Nous nous sommes déjà vus il y a 3 ans à l’Espace Saint-Michel, vous étiez alors en train de tourner des courts métrages au Centre Pompidou pour le projet « Spiritismes ».

Oui, cela fait longtemps… Mais finalement nous avons réussi à en venir à bout et nous en avons tiré notamment un film qui s’appelle « The Forbidden Room » ! Il y a d’ailleurs d’autres images à voir prochainement sur le site web dédié au film (bientôt en ligne).

À l’époque, nous sommes venus voir le tournage au Centre Pompidou et nous avons reconnu certaines de ces images dans « The Forbidden Room ». Pouvez-vous nous expliquer les liens étroits entre ces courts-métrages et le long-métrage que vous présentiez cette année à l’Étrange Festival ?
# # # # #
- _CONSIGNE A_
Combien de lignes des enregistrements contiennent la chaîne "share" ? Tenez compte de la casse et répondez uniquement par ce nombre.
# # # # #
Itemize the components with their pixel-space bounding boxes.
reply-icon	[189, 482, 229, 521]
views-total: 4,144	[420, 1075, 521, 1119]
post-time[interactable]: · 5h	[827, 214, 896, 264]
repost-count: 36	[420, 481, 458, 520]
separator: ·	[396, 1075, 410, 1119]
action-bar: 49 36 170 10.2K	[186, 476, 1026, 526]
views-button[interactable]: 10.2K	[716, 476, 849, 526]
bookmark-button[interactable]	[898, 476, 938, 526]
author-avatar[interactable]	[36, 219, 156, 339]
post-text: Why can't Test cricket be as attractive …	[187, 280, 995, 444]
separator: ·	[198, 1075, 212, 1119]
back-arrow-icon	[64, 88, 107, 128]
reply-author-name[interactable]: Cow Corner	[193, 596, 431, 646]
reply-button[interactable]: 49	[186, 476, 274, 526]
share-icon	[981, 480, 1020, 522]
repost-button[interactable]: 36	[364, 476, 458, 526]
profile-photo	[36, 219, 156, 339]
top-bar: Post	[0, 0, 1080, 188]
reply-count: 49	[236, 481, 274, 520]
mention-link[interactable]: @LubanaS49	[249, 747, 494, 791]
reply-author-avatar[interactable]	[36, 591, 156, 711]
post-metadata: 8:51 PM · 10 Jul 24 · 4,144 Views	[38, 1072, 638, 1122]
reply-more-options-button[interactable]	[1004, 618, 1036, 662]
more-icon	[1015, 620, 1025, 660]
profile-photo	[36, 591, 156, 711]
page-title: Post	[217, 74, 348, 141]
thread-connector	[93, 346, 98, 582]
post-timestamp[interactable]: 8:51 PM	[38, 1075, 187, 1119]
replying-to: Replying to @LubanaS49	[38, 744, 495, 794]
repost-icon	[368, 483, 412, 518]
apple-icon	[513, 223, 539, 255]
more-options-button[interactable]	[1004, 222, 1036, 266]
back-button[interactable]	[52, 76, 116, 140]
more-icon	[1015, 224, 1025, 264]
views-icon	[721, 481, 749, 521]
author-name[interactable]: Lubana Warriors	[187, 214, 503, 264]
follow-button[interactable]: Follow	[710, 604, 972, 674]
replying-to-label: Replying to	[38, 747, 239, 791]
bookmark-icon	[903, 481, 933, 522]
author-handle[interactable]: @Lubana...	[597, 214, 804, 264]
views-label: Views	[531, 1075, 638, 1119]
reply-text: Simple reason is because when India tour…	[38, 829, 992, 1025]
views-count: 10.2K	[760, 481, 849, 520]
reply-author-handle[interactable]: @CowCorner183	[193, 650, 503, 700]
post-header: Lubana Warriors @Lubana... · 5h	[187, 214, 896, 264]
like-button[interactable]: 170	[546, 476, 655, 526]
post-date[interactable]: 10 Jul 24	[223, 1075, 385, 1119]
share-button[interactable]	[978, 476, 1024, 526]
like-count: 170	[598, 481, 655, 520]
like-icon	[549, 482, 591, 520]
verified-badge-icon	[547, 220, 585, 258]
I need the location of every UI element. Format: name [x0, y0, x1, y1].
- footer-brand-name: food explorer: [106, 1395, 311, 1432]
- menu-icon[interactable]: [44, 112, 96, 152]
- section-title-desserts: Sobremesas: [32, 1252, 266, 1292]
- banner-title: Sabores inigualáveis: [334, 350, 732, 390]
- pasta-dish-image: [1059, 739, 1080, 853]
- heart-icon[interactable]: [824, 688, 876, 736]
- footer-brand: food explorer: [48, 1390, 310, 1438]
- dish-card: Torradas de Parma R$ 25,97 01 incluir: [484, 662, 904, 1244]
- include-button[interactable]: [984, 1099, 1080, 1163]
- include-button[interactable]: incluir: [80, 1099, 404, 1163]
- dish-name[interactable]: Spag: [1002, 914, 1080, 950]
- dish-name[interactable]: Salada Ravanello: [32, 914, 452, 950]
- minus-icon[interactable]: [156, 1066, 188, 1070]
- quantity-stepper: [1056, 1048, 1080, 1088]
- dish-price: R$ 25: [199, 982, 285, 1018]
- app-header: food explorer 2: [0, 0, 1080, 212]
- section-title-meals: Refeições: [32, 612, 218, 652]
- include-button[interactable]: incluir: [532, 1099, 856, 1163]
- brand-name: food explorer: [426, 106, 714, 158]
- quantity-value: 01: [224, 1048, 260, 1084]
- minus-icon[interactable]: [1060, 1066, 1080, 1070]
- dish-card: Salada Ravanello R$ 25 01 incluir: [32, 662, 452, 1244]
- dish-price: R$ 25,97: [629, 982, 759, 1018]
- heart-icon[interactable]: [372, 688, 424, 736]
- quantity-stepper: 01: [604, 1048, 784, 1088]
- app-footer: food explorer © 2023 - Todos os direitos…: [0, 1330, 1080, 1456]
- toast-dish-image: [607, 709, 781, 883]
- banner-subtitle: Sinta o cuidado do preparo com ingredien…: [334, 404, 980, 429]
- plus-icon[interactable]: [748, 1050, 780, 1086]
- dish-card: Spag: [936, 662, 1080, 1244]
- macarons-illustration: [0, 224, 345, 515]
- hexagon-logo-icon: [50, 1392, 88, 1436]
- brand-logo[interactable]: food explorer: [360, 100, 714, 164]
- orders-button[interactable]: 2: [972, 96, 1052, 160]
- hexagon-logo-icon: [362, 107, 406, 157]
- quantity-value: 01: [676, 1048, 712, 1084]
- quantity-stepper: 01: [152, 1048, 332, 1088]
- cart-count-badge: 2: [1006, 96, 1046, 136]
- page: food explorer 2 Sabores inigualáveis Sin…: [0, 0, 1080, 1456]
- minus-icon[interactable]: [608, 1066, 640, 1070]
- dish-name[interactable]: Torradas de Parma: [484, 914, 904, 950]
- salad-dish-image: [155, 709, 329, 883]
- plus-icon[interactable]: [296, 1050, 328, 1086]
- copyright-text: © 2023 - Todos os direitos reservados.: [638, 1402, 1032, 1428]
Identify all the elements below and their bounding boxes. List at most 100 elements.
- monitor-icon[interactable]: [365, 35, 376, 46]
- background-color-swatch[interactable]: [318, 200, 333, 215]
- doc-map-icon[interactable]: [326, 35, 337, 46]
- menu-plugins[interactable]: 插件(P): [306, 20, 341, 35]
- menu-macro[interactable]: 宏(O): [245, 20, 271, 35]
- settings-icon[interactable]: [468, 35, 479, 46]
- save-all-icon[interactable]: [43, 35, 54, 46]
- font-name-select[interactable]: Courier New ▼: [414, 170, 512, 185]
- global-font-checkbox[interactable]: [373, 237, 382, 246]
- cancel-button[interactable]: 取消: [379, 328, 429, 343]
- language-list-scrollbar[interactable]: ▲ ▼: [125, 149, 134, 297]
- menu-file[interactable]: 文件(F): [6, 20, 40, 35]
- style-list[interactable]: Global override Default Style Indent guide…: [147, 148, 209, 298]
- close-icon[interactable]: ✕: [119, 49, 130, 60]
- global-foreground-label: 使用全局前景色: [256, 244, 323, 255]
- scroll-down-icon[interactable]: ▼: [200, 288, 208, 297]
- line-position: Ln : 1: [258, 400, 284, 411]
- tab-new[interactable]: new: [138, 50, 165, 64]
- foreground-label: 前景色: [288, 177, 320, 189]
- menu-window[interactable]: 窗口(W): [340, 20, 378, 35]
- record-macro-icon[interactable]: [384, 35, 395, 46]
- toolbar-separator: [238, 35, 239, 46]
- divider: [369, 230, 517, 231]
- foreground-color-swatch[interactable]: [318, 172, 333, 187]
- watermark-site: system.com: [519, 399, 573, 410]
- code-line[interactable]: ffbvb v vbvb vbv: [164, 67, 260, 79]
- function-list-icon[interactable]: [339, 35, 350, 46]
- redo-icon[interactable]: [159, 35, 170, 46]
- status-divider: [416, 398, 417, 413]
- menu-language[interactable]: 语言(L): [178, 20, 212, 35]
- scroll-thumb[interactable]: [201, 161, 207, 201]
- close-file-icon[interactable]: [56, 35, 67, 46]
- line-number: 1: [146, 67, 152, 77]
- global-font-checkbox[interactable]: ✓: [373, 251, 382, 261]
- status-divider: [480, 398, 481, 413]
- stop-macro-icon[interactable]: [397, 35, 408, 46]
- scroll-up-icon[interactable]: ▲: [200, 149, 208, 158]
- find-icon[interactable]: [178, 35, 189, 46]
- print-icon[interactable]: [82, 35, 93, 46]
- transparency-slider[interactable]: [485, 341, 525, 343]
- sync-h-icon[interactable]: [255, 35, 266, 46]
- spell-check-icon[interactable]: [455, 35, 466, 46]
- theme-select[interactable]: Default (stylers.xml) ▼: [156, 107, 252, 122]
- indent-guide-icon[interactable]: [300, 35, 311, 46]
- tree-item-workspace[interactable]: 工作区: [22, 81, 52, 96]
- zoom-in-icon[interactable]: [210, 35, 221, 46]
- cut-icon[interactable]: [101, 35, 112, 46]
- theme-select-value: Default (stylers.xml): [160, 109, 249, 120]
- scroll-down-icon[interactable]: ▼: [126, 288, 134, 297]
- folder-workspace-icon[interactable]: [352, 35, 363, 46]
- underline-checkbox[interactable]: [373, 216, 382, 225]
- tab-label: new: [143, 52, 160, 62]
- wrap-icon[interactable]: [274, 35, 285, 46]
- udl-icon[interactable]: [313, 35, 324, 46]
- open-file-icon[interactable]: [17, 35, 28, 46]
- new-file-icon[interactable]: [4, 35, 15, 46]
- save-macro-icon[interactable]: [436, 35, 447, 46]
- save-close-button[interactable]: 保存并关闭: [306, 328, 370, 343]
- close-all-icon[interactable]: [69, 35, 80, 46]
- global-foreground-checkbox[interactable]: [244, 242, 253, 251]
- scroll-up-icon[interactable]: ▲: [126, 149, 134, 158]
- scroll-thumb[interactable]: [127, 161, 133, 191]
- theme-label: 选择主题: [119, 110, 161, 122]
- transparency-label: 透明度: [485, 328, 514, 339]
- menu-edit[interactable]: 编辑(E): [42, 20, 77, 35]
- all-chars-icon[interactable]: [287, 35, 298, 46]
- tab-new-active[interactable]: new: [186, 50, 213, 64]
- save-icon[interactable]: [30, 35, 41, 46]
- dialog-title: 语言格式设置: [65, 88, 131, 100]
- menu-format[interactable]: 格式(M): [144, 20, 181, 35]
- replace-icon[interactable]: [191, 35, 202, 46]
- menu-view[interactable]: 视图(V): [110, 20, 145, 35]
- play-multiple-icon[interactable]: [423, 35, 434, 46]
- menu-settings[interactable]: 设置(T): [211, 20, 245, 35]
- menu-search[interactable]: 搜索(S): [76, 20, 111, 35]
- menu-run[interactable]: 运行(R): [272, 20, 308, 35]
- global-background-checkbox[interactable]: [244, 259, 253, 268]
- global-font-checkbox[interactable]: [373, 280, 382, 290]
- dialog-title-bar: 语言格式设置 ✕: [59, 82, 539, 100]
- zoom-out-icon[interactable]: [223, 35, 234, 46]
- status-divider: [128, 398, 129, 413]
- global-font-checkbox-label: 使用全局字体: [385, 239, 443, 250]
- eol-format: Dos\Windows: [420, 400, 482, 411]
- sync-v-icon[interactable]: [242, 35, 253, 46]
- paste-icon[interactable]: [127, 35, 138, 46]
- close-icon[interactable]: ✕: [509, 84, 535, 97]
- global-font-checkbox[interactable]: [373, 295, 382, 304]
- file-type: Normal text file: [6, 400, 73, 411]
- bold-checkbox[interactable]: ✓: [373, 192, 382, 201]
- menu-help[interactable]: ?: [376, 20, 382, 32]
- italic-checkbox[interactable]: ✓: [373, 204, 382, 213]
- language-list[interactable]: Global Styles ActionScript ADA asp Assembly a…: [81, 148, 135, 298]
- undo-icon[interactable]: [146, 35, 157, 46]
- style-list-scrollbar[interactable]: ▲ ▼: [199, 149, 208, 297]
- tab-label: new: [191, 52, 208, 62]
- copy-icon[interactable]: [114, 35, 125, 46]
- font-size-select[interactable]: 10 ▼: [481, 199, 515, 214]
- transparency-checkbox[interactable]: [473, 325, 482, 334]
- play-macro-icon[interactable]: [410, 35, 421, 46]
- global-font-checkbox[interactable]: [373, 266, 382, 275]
# # # # #
- _CONSIGNE B_
Recopiez le passage de l'entretien compris entre "Oui, cela fait" et "(bientôt en ligne)." inclus, en remplaçant "longtemps" par "des années".

- _RÉPONSE COMPLÈTE A_
2

- _RÉPONSE COMPLÈTE B_
Oui, cela fait des années… Mais finalement nous avons réussi à en venir à bout et nous en avons tiré notamment un film qui s’appelle « The Forbidden Room » ! Il y a d’ailleurs d’autres images à voir prochainement sur le site web dédié au film (bientôt en ligne).